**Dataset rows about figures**
··········

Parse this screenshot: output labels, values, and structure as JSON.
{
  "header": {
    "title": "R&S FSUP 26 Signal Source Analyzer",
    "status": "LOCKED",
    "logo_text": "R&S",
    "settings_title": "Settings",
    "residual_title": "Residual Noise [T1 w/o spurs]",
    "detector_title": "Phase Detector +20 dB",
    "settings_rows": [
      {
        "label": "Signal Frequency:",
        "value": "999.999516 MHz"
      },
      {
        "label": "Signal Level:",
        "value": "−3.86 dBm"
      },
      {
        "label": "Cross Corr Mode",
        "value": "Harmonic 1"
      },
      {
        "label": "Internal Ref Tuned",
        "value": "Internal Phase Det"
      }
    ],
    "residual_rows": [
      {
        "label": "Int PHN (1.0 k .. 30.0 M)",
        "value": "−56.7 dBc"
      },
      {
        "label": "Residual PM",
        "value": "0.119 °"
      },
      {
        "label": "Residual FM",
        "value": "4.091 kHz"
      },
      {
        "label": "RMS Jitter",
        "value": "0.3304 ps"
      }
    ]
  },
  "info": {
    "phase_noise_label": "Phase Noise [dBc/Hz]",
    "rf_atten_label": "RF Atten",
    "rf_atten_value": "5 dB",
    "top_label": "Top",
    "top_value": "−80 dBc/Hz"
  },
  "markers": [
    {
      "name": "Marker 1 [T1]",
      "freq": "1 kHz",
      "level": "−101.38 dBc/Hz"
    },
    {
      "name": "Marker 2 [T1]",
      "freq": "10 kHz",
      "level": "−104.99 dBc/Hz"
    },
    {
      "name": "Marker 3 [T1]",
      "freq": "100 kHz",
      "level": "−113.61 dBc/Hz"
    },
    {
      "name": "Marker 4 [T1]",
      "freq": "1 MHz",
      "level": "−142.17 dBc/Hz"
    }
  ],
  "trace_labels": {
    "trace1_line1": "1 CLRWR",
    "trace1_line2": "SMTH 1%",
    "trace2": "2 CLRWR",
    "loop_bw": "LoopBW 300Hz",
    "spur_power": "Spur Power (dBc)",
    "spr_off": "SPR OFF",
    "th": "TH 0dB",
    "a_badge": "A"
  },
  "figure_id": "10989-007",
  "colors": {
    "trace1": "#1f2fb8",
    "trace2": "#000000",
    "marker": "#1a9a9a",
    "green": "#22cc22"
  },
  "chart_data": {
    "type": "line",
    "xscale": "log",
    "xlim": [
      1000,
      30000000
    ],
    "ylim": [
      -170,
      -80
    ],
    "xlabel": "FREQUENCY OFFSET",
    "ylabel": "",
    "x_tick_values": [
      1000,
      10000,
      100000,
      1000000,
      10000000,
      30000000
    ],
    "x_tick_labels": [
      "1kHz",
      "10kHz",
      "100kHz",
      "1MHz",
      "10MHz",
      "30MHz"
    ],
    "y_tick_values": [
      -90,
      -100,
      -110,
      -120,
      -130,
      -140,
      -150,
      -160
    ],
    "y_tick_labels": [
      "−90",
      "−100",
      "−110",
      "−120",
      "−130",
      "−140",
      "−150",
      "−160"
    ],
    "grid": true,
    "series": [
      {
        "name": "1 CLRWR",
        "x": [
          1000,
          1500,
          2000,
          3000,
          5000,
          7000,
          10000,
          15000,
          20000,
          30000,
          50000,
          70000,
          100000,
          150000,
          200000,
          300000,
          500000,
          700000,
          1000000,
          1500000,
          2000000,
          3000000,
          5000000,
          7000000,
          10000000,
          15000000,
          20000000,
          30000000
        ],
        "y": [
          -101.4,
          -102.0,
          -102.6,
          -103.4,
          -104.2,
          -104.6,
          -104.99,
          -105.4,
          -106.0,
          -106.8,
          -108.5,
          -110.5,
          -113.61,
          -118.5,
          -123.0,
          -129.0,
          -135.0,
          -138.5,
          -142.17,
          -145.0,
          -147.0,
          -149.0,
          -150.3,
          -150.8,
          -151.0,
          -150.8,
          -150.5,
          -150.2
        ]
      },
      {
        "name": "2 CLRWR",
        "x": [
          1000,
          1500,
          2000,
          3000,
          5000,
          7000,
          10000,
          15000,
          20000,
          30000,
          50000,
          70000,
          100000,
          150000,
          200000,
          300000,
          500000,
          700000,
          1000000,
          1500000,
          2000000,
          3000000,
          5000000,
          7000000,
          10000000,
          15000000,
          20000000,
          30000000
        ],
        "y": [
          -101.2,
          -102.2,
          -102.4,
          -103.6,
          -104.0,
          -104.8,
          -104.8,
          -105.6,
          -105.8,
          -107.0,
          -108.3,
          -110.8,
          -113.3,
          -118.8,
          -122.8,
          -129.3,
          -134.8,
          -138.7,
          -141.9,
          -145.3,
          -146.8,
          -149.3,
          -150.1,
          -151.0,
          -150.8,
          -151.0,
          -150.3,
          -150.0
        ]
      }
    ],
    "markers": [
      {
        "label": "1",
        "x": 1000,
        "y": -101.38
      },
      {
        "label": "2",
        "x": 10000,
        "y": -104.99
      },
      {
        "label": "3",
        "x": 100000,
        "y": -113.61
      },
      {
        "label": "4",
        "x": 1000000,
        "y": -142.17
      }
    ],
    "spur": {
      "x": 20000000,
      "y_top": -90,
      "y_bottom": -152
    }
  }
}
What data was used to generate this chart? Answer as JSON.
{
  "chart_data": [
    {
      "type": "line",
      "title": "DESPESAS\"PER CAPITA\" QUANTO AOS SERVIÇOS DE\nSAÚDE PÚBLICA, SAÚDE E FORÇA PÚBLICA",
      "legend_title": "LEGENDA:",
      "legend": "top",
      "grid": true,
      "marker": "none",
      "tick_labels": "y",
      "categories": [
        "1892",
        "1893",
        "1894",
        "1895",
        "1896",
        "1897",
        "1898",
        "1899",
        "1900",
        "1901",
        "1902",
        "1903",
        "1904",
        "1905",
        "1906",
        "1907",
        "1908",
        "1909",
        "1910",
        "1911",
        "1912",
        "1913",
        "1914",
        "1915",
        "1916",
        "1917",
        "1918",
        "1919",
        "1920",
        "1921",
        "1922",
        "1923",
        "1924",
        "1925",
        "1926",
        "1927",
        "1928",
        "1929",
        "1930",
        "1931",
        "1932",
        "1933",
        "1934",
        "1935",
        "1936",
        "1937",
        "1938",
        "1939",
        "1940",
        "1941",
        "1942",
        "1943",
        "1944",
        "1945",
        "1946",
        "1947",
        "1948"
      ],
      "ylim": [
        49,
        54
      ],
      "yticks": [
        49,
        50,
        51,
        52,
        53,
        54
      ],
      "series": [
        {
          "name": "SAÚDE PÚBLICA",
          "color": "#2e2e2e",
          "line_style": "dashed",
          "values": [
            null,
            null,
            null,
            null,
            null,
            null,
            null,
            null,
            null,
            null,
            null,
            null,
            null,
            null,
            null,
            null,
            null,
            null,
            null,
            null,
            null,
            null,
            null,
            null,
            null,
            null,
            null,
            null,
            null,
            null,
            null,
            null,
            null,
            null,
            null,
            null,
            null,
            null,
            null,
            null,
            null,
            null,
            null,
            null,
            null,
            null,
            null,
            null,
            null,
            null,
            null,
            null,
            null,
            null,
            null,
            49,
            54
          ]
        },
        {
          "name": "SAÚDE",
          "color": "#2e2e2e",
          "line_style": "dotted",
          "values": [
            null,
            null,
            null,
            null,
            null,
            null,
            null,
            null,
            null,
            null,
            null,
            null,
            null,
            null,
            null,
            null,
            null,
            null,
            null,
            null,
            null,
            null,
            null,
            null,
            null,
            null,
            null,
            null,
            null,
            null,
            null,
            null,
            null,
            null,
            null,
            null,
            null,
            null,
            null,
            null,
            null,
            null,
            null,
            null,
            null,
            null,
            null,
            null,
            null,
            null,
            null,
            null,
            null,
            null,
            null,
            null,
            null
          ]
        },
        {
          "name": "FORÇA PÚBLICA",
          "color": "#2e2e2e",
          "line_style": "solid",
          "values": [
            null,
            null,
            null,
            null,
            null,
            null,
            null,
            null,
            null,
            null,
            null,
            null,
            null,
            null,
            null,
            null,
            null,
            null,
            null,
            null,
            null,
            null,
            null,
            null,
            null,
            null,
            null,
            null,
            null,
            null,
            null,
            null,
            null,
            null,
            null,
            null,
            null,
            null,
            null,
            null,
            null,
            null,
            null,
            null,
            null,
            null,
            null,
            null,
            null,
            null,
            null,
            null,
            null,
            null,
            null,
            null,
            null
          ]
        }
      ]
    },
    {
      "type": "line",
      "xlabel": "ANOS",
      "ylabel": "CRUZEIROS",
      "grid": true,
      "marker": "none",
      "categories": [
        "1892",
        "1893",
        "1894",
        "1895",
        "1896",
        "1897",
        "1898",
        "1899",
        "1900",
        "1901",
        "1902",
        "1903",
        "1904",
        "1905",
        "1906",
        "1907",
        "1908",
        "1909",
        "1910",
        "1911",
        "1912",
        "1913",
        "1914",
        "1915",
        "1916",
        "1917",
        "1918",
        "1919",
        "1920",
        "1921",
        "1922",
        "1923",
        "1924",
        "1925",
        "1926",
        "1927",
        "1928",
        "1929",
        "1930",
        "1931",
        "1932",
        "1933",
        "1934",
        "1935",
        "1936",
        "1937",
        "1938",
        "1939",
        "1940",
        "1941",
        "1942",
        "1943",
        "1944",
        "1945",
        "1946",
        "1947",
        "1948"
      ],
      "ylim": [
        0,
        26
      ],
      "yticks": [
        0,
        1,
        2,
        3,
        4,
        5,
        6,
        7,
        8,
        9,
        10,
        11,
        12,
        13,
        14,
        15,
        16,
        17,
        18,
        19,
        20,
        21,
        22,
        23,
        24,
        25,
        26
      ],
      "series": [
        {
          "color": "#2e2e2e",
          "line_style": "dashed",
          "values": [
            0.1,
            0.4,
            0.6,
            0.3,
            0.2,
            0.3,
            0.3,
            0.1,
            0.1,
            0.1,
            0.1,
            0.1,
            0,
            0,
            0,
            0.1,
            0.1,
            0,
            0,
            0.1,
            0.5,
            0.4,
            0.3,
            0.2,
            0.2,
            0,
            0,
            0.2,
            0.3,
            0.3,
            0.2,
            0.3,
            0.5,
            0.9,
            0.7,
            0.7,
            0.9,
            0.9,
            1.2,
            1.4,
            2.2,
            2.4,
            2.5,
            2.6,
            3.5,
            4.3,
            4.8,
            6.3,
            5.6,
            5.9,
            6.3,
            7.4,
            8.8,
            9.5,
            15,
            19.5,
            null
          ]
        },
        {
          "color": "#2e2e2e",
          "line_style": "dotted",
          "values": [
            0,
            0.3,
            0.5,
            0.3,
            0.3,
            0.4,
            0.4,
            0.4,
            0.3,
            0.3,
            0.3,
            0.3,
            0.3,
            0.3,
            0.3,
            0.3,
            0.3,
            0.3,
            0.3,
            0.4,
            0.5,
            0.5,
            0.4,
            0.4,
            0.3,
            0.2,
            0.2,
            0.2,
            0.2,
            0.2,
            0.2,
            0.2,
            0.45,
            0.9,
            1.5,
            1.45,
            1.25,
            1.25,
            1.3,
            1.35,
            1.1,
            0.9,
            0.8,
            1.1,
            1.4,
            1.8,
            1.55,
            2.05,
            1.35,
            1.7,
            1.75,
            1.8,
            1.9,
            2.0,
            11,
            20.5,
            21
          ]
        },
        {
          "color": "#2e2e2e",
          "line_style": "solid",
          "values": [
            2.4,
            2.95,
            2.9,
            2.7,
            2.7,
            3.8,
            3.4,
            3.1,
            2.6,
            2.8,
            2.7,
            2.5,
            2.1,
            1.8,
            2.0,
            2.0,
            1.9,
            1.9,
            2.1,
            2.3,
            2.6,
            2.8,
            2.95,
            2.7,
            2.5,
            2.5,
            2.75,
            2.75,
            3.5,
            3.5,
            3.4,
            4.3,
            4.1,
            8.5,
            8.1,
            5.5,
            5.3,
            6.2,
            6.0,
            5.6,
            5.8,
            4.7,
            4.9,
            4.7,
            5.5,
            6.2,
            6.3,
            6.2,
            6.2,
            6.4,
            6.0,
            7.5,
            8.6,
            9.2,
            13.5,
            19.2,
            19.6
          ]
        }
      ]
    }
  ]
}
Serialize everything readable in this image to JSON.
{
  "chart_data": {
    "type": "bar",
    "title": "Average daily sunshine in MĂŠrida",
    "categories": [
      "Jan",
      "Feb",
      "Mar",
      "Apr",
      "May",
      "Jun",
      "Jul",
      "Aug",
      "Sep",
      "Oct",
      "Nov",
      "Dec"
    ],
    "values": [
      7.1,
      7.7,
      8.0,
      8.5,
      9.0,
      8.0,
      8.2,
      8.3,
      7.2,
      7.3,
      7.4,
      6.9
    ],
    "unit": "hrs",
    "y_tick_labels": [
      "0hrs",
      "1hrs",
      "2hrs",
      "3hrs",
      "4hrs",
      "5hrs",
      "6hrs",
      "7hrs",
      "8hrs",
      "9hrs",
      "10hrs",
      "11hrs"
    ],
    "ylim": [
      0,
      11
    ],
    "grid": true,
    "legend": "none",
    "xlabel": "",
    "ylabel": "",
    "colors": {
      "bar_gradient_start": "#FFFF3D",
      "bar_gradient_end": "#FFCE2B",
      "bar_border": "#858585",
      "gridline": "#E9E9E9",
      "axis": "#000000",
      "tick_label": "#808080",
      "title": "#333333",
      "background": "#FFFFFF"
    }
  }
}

··········

**Given problem**
Count the lines in the entries that hold the word "this", and give nothing but the total.

**Result**
3